*Texto de origem*:
***
Quando todas as questões da vida em sociedade acabam no Poder Judiciário, o resultado não pode ser outro que não uma “sociedade de litigiosidade”, em que o cidadão, paradoxalmente, fica em segundo plano. E por vontade própria, já que ele mesmo delega ao Judiciário a resolução de todos os seus problemas.

Lenio Streck critica o excesso de judicialização da vida brasileira

Esse impasse é apontado pelo constitucionalista Lenio Streck, que, em entrevista exclusiva à revista eletrônica Consultor Jurídico, analisou as causas e as consequências do inchaço do Poder Judiciário na vida cívica brasileira nas últimas décadas.

Ele cita o ministro Luis Felipe Salomão, do Superior Tribunal de Justiça, para explicar que as grandes empresas usam o Judiciário como um call center — em vez de resolver os problemas dos seus consumidores, elas esperam ser obrigadas a isso por decisão judicial.

Streck dá um exemplo: “O sujeito só tem um ponto da Net, e quer dois. E a empresa quer cobrar dele. Não sei se deve cobrar ou não. Em vez de tentar resolver diretamente com a Net, ele corre à Defensoria. E a Defensoria já faz uma ação para todos os pontos da Net. A grande questão é que não sei se há um direito fundamental das pessoas a ter o segundo ponto da Net. Não sei se essa é uma discussão que tem de ser feita no plano do Judiciário”.

Segunda classe

É assim, segundo o constitucionalista, que se criam cidadãos de segunda classe: porque os cidadãos parecem insistir em ser tutelados pelo Estado. Mas há o outro lado da moeda, que é o incentivo à judicialização. O próprio crescimento da estrutura do Judiciário incentiva sua utilização mais ampla, e ninguém mais atende às pessoas insatisfeitas se não for por essa via.

“Você liga para uma empresa, tem um robô. Você liga para bancos, ninguém te atende. As pessoas se sentem desamparadas simbolicamente porque as empresas não dão bola. Você vendeu uma mercadoria e eu não consigo falar com você.”

Diante desse abandono, resta o Judiciário, que dá o consolo da existência de uma ação, a ilusão de que alguma coisa está sendo resolvida. É uma forma de “ser gente”, de enfrentar o sistema. “Funciona? Não. Enche. Nós temos 350 milhões de processos”, diz o constitucionalista. “Mas esse é o debate que precisa ser feito pelo Judiciário”, completa.
***
*Tarefa proposta 1*:
Responda com base no texto sobre a judicialização:
(a) Qual ministro Lenio Streck cita para explicar que as grandes empresas usam o Judiciário como um call center?
(b) A qual revista eletrônica Streck concedeu a entrevista?
(c) Quantos processos existem, segundo o constitucionalista?
*Tarefa proposta 2*: Copie do texto sobre a judicialização o trecho que começa em "Quando todas as" e segue até "os seus problemas.".

*Linhas fornecidas*:
***
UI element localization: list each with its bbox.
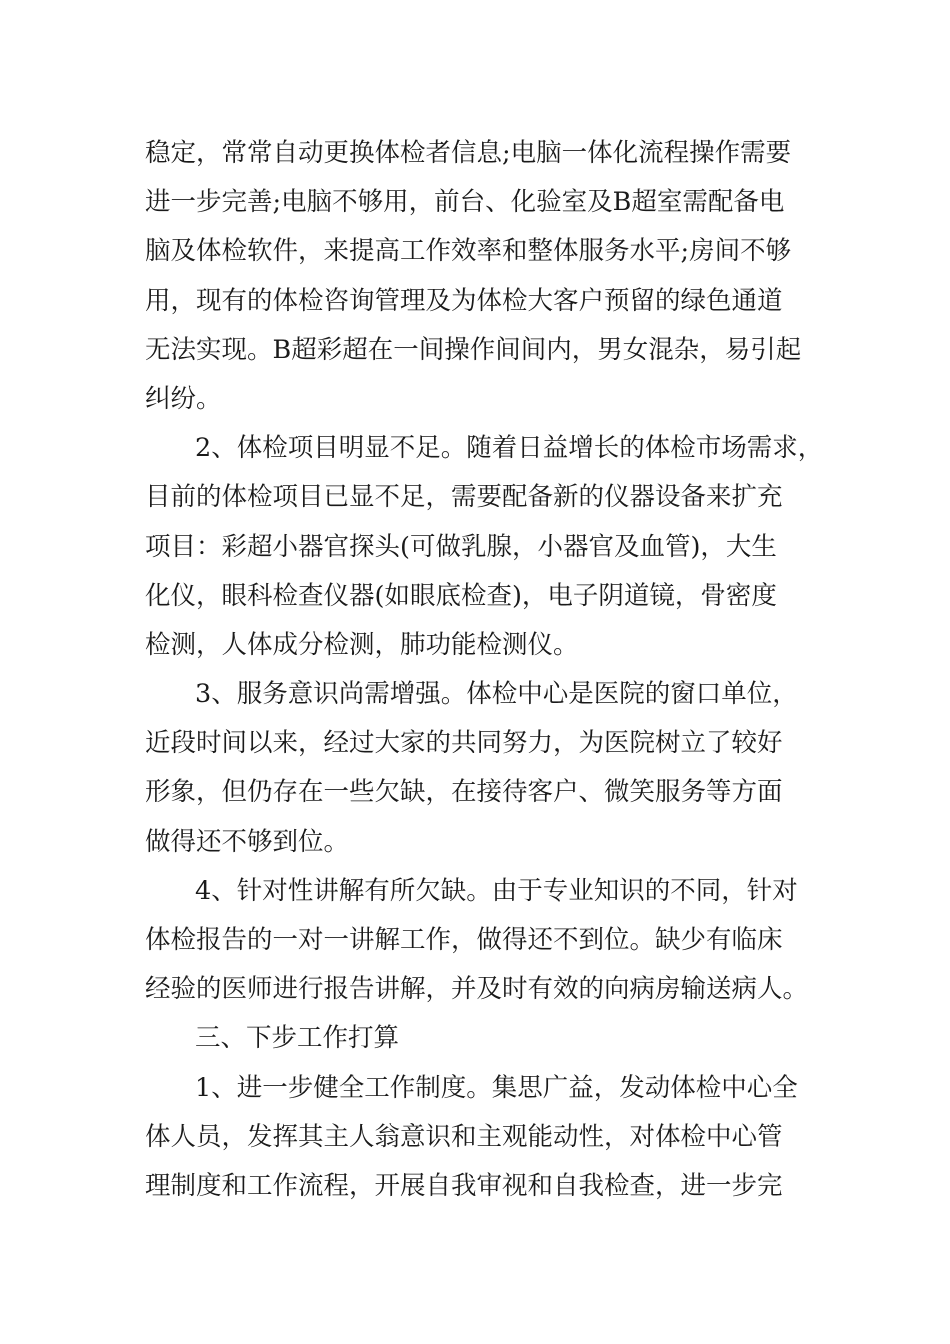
***
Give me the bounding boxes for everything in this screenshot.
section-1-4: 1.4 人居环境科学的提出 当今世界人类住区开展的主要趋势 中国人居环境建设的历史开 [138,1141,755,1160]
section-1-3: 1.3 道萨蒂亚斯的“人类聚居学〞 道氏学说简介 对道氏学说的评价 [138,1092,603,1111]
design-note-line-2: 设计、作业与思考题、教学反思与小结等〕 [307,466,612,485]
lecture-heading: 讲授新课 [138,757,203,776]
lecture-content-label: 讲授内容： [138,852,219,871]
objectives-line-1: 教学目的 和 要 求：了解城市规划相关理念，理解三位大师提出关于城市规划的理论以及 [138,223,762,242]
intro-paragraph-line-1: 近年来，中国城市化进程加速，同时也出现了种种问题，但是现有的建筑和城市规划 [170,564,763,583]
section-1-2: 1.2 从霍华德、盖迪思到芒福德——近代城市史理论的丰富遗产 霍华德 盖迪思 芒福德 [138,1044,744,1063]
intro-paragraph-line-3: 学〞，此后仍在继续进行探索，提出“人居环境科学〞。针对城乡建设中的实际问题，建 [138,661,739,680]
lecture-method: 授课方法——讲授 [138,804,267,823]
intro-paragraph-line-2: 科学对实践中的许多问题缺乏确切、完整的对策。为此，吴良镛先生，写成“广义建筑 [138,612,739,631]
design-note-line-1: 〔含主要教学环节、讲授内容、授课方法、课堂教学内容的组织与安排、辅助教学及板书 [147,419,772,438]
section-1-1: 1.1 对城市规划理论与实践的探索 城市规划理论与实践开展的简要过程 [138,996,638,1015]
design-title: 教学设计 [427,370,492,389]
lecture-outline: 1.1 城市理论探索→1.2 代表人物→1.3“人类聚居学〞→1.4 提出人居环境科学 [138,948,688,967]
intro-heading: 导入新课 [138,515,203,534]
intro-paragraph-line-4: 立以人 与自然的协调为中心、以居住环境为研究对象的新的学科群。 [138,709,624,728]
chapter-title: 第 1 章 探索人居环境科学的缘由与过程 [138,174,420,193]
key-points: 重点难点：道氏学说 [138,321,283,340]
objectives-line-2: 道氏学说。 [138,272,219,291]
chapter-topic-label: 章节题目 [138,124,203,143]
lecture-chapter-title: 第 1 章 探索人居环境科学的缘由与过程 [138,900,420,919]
***
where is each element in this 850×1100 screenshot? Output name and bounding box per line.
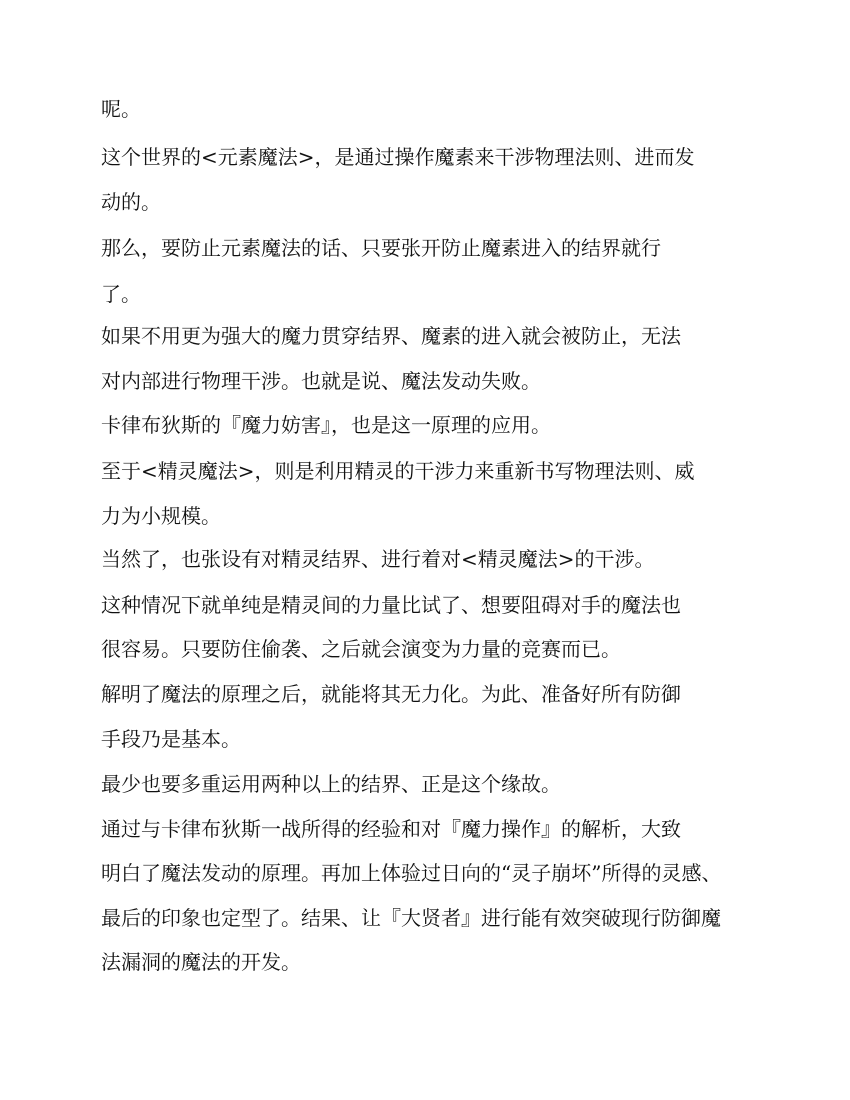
***
*Resposta do exercício 1*:
(a) O ministro Luis Felipe Salomão, do Superior Tribunal de Justiça.
(b) À revista eletrônica Consultor Jurídico.
(c) 350 milhões de processos.

*Resposta do exercício 2*:
Quando todas as questões da vida em sociedade acabam no Poder Judiciário, o resultado não pode ser outro que não uma “sociedade de litigiosidade”, em que o cidadão, paradoxalmente, fica em segundo plano. E por vontade própria, já que ele mesmo delega ao Judiciário a resolução de todos os seus problemas.